-- Begin SUPPLIED ENTRIES --

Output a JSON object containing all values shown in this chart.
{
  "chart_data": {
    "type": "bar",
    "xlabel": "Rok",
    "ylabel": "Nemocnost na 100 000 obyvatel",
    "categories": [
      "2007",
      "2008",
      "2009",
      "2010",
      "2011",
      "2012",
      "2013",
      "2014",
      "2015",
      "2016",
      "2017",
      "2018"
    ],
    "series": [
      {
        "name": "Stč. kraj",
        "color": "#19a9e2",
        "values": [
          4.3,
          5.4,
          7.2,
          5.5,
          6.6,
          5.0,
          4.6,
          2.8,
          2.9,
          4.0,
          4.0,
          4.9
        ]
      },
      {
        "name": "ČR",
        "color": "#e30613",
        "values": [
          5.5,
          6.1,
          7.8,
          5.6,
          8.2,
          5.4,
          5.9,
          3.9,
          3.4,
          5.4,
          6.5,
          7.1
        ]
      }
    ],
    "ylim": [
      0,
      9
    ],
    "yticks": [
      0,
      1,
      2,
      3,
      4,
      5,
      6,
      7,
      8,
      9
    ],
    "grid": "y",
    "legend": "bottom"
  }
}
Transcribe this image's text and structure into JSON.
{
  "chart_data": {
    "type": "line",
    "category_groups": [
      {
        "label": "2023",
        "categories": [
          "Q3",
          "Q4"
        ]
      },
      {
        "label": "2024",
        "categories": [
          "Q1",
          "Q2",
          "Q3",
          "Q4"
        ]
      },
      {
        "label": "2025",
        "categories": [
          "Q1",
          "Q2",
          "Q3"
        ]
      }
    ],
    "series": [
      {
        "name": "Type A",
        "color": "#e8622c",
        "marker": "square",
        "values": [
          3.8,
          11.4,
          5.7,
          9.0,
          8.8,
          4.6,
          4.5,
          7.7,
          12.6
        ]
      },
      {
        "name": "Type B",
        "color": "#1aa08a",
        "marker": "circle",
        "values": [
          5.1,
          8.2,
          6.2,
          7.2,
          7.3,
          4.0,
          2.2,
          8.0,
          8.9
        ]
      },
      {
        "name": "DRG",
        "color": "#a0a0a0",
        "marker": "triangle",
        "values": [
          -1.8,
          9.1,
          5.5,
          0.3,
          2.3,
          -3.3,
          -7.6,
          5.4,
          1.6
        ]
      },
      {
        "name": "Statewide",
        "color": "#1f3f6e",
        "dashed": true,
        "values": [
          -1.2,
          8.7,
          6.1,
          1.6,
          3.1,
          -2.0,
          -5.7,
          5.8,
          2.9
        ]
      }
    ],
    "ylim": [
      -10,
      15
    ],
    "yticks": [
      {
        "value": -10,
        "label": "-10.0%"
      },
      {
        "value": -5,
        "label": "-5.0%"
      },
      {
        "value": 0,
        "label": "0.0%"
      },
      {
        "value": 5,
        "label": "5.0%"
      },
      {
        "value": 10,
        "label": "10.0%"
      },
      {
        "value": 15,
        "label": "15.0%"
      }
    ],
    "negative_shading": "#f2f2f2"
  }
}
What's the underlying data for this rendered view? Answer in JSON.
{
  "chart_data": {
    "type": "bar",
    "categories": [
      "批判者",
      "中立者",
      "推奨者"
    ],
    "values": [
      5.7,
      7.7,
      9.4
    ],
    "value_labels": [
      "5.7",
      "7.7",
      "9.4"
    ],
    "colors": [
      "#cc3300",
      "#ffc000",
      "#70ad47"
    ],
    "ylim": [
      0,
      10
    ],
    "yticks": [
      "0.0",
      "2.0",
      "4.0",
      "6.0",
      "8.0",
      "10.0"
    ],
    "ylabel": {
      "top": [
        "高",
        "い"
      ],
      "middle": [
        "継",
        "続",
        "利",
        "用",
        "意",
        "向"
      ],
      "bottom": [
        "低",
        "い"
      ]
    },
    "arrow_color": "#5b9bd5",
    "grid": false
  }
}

-- End SUPPLIED ENTRIES --
-- Begin SUPPLIED ENTRIES --

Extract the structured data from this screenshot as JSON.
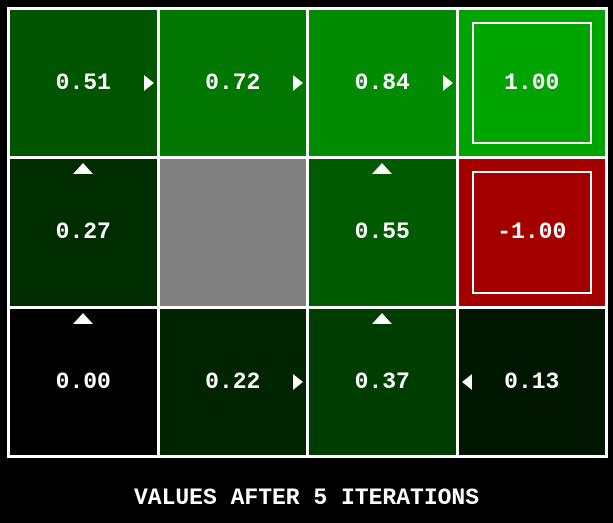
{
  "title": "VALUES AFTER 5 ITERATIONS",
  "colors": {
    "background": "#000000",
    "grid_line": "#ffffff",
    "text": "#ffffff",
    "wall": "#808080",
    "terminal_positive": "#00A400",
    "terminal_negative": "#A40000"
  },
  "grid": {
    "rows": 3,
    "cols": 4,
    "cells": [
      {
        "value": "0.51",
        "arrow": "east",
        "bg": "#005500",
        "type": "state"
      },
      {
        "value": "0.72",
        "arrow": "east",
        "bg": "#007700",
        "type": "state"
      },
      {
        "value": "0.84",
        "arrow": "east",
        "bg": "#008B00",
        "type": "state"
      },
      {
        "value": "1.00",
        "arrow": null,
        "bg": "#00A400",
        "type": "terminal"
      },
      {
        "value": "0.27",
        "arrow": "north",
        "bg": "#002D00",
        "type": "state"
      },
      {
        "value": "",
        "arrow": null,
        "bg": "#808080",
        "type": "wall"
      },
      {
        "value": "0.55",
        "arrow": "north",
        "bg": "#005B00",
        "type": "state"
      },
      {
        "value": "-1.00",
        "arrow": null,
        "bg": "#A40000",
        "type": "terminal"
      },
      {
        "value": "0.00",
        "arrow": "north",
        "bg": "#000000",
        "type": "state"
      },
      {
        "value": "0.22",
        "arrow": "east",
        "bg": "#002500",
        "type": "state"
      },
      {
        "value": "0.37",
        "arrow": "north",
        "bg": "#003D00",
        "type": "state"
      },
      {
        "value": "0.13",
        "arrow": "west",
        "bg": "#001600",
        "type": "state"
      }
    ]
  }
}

-- End SUPPLIED ENTRIES --

CHALLENGE =>
In the records above, find the lines containing "name" and copy them.

OUTPUT BELOW =>
        "name": "Stč. kraj",
        "name": "ČR",
        "name": "Type A",
        "name": "Type B",
        "name": "DRG",
        "name": "Statewide",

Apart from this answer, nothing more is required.